What to do —
Set each entry down verbatim, omitting images.

Data listing —

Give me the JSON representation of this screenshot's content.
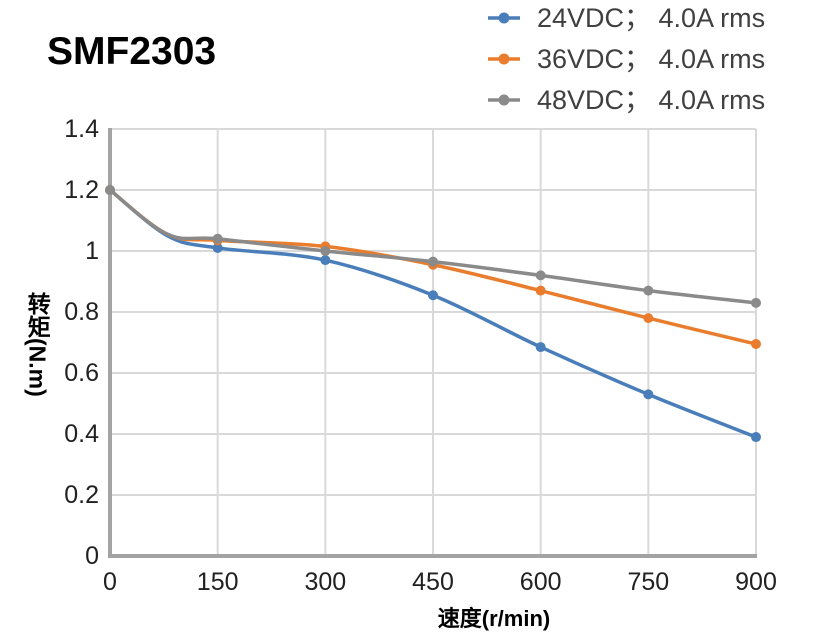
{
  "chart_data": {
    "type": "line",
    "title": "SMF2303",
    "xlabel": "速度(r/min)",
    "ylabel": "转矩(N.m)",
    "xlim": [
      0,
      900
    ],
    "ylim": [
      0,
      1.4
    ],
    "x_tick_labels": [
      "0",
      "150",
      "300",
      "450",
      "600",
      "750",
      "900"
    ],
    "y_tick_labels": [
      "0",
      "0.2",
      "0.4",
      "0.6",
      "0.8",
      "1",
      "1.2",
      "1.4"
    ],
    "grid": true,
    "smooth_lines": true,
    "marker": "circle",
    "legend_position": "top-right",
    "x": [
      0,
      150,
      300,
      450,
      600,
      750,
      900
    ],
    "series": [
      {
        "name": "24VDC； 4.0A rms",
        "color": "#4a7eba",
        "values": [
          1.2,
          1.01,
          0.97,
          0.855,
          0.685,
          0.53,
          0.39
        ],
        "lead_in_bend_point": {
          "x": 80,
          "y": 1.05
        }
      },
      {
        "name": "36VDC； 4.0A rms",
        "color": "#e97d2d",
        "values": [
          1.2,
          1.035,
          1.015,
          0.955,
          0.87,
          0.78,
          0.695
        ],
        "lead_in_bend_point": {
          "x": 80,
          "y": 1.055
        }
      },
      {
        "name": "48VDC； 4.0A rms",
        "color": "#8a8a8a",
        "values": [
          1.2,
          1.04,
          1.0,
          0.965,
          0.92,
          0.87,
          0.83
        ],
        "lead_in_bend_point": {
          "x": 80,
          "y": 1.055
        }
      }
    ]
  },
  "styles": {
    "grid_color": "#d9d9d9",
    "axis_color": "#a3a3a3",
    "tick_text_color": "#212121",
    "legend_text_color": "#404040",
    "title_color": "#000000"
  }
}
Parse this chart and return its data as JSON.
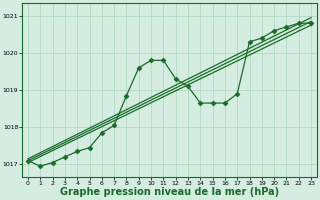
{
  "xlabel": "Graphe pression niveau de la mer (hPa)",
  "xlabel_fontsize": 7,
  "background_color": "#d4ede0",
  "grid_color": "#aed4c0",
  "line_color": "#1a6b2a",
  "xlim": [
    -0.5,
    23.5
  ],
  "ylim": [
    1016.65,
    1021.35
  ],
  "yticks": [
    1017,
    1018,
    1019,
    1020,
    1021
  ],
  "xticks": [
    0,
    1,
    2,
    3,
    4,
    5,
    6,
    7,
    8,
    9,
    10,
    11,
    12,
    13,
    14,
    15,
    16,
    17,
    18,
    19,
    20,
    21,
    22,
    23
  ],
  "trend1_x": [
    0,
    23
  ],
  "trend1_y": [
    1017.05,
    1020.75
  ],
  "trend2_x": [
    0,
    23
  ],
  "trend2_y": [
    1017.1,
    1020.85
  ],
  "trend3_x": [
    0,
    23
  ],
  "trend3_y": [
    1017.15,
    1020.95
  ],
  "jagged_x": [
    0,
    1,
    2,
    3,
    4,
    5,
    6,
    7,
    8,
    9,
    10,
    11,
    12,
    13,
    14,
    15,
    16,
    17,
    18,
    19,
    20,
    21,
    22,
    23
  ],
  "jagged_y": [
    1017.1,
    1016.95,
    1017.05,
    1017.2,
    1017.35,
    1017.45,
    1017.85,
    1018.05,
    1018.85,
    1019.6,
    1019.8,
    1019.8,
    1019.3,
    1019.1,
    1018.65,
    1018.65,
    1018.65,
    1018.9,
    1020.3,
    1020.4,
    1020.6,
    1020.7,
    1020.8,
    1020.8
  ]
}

Full response —
Give me the JSON representation of this screenshot's content.
{
  "chart_data": {
    "type": "line",
    "title": "SMF2303",
    "xlabel": "速度(r/min)",
    "ylabel": "转矩(N.m)",
    "xlim": [
      0,
      900
    ],
    "ylim": [
      0,
      1.4
    ],
    "x_tick_labels": [
      "0",
      "150",
      "300",
      "450",
      "600",
      "750",
      "900"
    ],
    "y_tick_labels": [
      "0",
      "0.2",
      "0.4",
      "0.6",
      "0.8",
      "1",
      "1.2",
      "1.4"
    ],
    "grid": true,
    "smooth_lines": true,
    "marker": "circle",
    "legend_position": "top-right",
    "x": [
      0,
      150,
      300,
      450,
      600,
      750,
      900
    ],
    "series": [
      {
        "name": "24VDC； 4.0A rms",
        "color": "#4a7eba",
        "values": [
          1.2,
          1.01,
          0.97,
          0.855,
          0.685,
          0.53,
          0.39
        ],
        "lead_in_bend_point": {
          "x": 80,
          "y": 1.05
        }
      },
      {
        "name": "36VDC； 4.0A rms",
        "color": "#e97d2d",
        "values": [
          1.2,
          1.035,
          1.015,
          0.955,
          0.87,
          0.78,
          0.695
        ],
        "lead_in_bend_point": {
          "x": 80,
          "y": 1.055
        }
      },
      {
        "name": "48VDC； 4.0A rms",
        "color": "#8a8a8a",
        "values": [
          1.2,
          1.04,
          1.0,
          0.965,
          0.92,
          0.87,
          0.83
        ],
        "lead_in_bend_point": {
          "x": 80,
          "y": 1.055
        }
      }
    ]
  },
  "styles": {
    "grid_color": "#d9d9d9",
    "axis_color": "#a3a3a3",
    "tick_text_color": "#212121",
    "legend_text_color": "#404040",
    "title_color": "#000000"
  }
}
Parse this chart and return its data as JSON.
{
  "xlabel": "Graphe pression niveau de la mer (hPa)",
  "xlabel_fontsize": 7,
  "background_color": "#d4ede0",
  "grid_color": "#aed4c0",
  "line_color": "#1a6b2a",
  "xlim": [
    -0.5,
    23.5
  ],
  "ylim": [
    1016.65,
    1021.35
  ],
  "yticks": [
    1017,
    1018,
    1019,
    1020,
    1021
  ],
  "xticks": [
    0,
    1,
    2,
    3,
    4,
    5,
    6,
    7,
    8,
    9,
    10,
    11,
    12,
    13,
    14,
    15,
    16,
    17,
    18,
    19,
    20,
    21,
    22,
    23
  ],
  "trend1_x": [
    0,
    23
  ],
  "trend1_y": [
    1017.05,
    1020.75
  ],
  "trend2_x": [
    0,
    23
  ],
  "trend2_y": [
    1017.1,
    1020.85
  ],
  "trend3_x": [
    0,
    23
  ],
  "trend3_y": [
    1017.15,
    1020.95
  ],
  "jagged_x": [
    0,
    1,
    2,
    3,
    4,
    5,
    6,
    7,
    8,
    9,
    10,
    11,
    12,
    13,
    14,
    15,
    16,
    17,
    18,
    19,
    20,
    21,
    22,
    23
  ],
  "jagged_y": [
    1017.1,
    1016.95,
    1017.05,
    1017.2,
    1017.35,
    1017.45,
    1017.85,
    1018.05,
    1018.85,
    1019.6,
    1019.8,
    1019.8,
    1019.3,
    1019.1,
    1018.65,
    1018.65,
    1018.65,
    1018.9,
    1020.3,
    1020.4,
    1020.6,
    1020.7,
    1020.8,
    1020.8
  ]
}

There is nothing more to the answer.